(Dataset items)
»»

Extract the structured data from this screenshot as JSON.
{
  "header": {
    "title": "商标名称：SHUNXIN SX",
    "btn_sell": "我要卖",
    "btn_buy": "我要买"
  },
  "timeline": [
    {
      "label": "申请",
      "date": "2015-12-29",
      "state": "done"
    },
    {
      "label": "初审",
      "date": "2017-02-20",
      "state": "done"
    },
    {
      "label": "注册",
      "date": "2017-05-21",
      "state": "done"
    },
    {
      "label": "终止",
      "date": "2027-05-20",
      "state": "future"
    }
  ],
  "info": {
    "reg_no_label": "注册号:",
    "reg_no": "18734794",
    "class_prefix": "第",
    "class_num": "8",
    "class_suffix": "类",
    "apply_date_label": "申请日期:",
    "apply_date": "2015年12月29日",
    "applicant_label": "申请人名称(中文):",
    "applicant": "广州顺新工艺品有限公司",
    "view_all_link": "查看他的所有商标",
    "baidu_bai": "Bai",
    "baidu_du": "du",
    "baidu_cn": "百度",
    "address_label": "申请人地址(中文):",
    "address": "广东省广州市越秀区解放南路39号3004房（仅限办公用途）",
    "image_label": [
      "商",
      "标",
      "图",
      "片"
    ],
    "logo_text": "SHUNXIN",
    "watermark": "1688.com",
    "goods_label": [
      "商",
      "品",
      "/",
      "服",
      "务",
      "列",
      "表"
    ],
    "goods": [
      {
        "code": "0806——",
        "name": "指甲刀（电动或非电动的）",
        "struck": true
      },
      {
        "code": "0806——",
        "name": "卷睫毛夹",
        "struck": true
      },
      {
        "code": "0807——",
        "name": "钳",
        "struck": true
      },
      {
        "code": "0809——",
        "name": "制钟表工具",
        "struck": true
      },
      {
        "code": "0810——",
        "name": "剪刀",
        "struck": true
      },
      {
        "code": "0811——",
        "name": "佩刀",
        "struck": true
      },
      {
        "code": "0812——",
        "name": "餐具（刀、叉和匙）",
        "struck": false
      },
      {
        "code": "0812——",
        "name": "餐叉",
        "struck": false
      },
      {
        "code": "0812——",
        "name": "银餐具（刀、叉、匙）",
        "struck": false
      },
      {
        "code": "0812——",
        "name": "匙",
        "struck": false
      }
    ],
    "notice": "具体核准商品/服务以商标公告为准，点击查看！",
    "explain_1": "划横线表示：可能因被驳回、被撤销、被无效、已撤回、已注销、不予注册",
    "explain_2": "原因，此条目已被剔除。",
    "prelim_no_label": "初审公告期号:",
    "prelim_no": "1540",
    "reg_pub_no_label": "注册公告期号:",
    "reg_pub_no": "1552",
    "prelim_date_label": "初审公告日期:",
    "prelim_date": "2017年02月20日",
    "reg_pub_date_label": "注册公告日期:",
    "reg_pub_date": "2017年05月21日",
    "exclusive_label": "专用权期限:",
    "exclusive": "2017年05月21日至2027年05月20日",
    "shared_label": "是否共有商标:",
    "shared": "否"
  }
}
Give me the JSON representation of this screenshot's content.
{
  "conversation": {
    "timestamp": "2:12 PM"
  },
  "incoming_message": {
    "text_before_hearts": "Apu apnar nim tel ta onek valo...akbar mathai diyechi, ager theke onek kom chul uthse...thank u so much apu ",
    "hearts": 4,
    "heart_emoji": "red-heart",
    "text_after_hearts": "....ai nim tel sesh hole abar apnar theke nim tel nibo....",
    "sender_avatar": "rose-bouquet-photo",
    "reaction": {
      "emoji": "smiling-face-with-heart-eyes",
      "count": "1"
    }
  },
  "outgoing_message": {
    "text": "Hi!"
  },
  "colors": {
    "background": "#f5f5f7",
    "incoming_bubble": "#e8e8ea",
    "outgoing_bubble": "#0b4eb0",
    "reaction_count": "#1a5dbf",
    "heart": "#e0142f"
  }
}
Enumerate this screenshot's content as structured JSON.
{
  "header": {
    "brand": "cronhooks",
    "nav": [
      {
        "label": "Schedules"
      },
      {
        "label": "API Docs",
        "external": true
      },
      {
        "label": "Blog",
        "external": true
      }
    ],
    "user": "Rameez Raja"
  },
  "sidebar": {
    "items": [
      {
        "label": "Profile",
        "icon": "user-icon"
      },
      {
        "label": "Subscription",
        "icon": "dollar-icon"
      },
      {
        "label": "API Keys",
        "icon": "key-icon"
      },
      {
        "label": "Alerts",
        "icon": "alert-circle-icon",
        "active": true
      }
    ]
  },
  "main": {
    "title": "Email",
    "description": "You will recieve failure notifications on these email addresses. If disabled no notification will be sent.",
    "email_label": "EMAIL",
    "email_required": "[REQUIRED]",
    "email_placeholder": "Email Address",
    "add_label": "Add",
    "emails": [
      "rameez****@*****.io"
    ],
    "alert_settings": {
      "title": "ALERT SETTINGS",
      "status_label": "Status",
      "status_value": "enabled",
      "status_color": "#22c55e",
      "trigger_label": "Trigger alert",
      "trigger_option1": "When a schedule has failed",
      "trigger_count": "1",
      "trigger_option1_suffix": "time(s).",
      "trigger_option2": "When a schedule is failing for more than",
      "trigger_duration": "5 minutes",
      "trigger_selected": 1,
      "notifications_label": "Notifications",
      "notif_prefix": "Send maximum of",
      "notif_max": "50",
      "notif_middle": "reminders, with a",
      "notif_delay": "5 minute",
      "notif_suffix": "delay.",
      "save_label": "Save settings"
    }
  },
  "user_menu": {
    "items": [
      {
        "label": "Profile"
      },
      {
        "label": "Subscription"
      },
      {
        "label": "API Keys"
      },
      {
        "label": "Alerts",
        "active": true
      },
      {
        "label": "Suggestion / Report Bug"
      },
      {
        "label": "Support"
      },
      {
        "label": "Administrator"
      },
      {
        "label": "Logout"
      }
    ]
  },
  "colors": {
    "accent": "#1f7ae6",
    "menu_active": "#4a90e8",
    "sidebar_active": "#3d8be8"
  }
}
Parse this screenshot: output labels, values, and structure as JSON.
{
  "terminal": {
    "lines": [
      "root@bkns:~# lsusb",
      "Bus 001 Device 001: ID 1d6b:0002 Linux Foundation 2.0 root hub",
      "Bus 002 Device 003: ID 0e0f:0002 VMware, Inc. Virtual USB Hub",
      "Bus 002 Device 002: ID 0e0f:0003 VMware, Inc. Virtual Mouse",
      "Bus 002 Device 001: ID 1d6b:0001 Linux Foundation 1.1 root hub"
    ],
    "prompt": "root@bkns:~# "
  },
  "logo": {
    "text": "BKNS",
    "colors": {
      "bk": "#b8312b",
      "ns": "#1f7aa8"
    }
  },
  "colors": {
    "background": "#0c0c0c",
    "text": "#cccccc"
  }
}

««

GOAL OF THE EXERCISE
Print all the data exactly.

ANSWER TO THIS EXERCISE
Extract the structured data from this screenshot as JSON.
{
  "header": {
    "title": "商标名称：SHUNXIN SX",
    "btn_sell": "我要卖",
    "btn_buy": "我要买"
  },
  "timeline": [
    {
      "label": "申请",
      "date": "2015-12-29",
      "state": "done"
    },
    {
      "label": "初审",
      "date": "2017-02-20",
      "state": "done"
    },
    {
      "label": "注册",
      "date": "2017-05-21",
      "state": "done"
    },
    {
      "label": "终止",
      "date": "2027-05-20",
      "state": "future"
    }
  ],
  "info": {
    "reg_no_label": "注册号:",
    "reg_no": "18734794",
    "class_prefix": "第",
    "class_num": "8",
    "class_suffix": "类",
    "apply_date_label": "申请日期:",
    "apply_date": "2015年12月29日",
    "applicant_label": "申请人名称(中文):",
    "applicant": "广州顺新工艺品有限公司",
    "view_all_link": "查看他的所有商标",
    "baidu_bai": "Bai",
    "baidu_du": "du",
    "baidu_cn": "百度",
    "address_label": "申请人地址(中文):",
    "address": "广东省广州市越秀区解放南路39号3004房（仅限办公用途）",
    "image_label": [
      "商",
      "标",
      "图",
      "片"
    ],
    "logo_text": "SHUNXIN",
    "watermark": "1688.com",
    "goods_label": [
      "商",
      "品",
      "/",
      "服",
      "务",
      "列",
      "表"
    ],
    "goods": [
      {
        "code": "0806——",
        "name": "指甲刀（电动或非电动的）",
        "struck": true
      },
      {
        "code": "0806——",
        "name": "卷睫毛夹",
        "struck": true
      },
      {
        "code": "0807——",
        "name": "钳",
        "struck": true
      },
      {
        "code": "0809——",
        "name": "制钟表工具",
        "struck": true
      },
      {
        "code": "0810——",
        "name": "剪刀",
        "struck": true
      },
      {
        "code": "0811——",
        "name": "佩刀",
        "struck": true
      },
      {
        "code": "0812——",
        "name": "餐具（刀、叉和匙）",
        "struck": false
      },
      {
        "code": "0812——",
        "name": "餐叉",
        "struck": false
      },
      {
        "code": "0812——",
        "name": "银餐具（刀、叉、匙）",
        "struck": false
      },
      {
        "code": "0812——",
        "name": "匙",
        "struck": false
      }
    ],
    "notice": "具体核准商品/服务以商标公告为准，点击查看！",
    "explain_1": "划横线表示：可能因被驳回、被撤销、被无效、已撤回、已注销、不予注册",
    "explain_2": "原因，此条目已被剔除。",
    "prelim_no_label": "初审公告期号:",
    "prelim_no": "1540",
    "reg_pub_no_label": "注册公告期号:",
    "reg_pub_no": "1552",
    "prelim_date_label": "初审公告日期:",
    "prelim_date": "2017年02月20日",
    "reg_pub_date_label": "注册公告日期:",
    "reg_pub_date": "2017年05月21日",
    "exclusive_label": "专用权期限:",
    "exclusive": "2017年05月21日至2027年05月20日",
    "shared_label": "是否共有商标:",
    "shared": "否"
  }
}
Give me the JSON representation of this screenshot's content.
{
  "conversation": {
    "timestamp": "2:12 PM"
  },
  "incoming_message": {
    "text_before_hearts": "Apu apnar nim tel ta onek valo...akbar mathai diyechi, ager theke onek kom chul uthse...thank u so much apu ",
    "hearts": 4,
    "heart_emoji": "red-heart",
    "text_after_hearts": "....ai nim tel sesh hole abar apnar theke nim tel nibo....",
    "sender_avatar": "rose-bouquet-photo",
    "reaction": {
      "emoji": "smiling-face-with-heart-eyes",
      "count": "1"
    }
  },
  "outgoing_message": {
    "text": "Hi!"
  },
  "colors": {
    "background": "#f5f5f7",
    "incoming_bubble": "#e8e8ea",
    "outgoing_bubble": "#0b4eb0",
    "reaction_count": "#1a5dbf",
    "heart": "#e0142f"
  }
}
Enumerate this screenshot's content as structured JSON.
{
  "header": {
    "brand": "cronhooks",
    "nav": [
      {
        "label": "Schedules"
      },
      {
        "label": "API Docs",
        "external": true
      },
      {
        "label": "Blog",
        "external": true
      }
    ],
    "user": "Rameez Raja"
  },
  "sidebar": {
    "items": [
      {
        "label": "Profile",
        "icon": "user-icon"
      },
      {
        "label": "Subscription",
        "icon": "dollar-icon"
      },
      {
        "label": "API Keys",
        "icon": "key-icon"
      },
      {
        "label": "Alerts",
        "icon": "alert-circle-icon",
        "active": true
      }
    ]
  },
  "main": {
    "title": "Email",
    "description": "You will recieve failure notifications on these email addresses. If disabled no notification will be sent.",
    "email_label": "EMAIL",
    "email_required": "[REQUIRED]",
    "email_placeholder": "Email Address",
    "add_label": "Add",
    "emails": [
      "rameez****@*****.io"
    ],
    "alert_settings": {
      "title": "ALERT SETTINGS",
      "status_label": "Status",
      "status_value": "enabled",
      "status_color": "#22c55e",
      "trigger_label": "Trigger alert",
      "trigger_option1": "When a schedule has failed",
      "trigger_count": "1",
      "trigger_option1_suffix": "time(s).",
      "trigger_option2": "When a schedule is failing for more than",
      "trigger_duration": "5 minutes",
      "trigger_selected": 1,
      "notifications_label": "Notifications",
      "notif_prefix": "Send maximum of",
      "notif_max": "50",
      "notif_middle": "reminders, with a",
      "notif_delay": "5 minute",
      "notif_suffix": "delay.",
      "save_label": "Save settings"
    }
  },
  "user_menu": {
    "items": [
      {
        "label": "Profile"
      },
      {
        "label": "Subscription"
      },
      {
        "label": "API Keys"
      },
      {
        "label": "Alerts",
        "active": true
      },
      {
        "label": "Suggestion / Report Bug"
      },
      {
        "label": "Support"
      },
      {
        "label": "Administrator"
      },
      {
        "label": "Logout"
      }
    ]
  },
  "colors": {
    "accent": "#1f7ae6",
    "menu_active": "#4a90e8",
    "sidebar_active": "#3d8be8"
  }
}
Parse this screenshot: output labels, values, and structure as JSON.
{
  "terminal": {
    "lines": [
      "root@bkns:~# lsusb",
      "Bus 001 Device 001: ID 1d6b:0002 Linux Foundation 2.0 root hub",
      "Bus 002 Device 003: ID 0e0f:0002 VMware, Inc. Virtual USB Hub",
      "Bus 002 Device 002: ID 0e0f:0003 VMware, Inc. Virtual Mouse",
      "Bus 002 Device 001: ID 1d6b:0001 Linux Foundation 1.1 root hub"
    ],
    "prompt": "root@bkns:~# "
  },
  "logo": {
    "text": "BKNS",
    "colors": {
      "bk": "#b8312b",
      "ns": "#1f7aa8"
    }
  },
  "colors": {
    "background": "#0c0c0c",
    "text": "#cccccc"
  }
}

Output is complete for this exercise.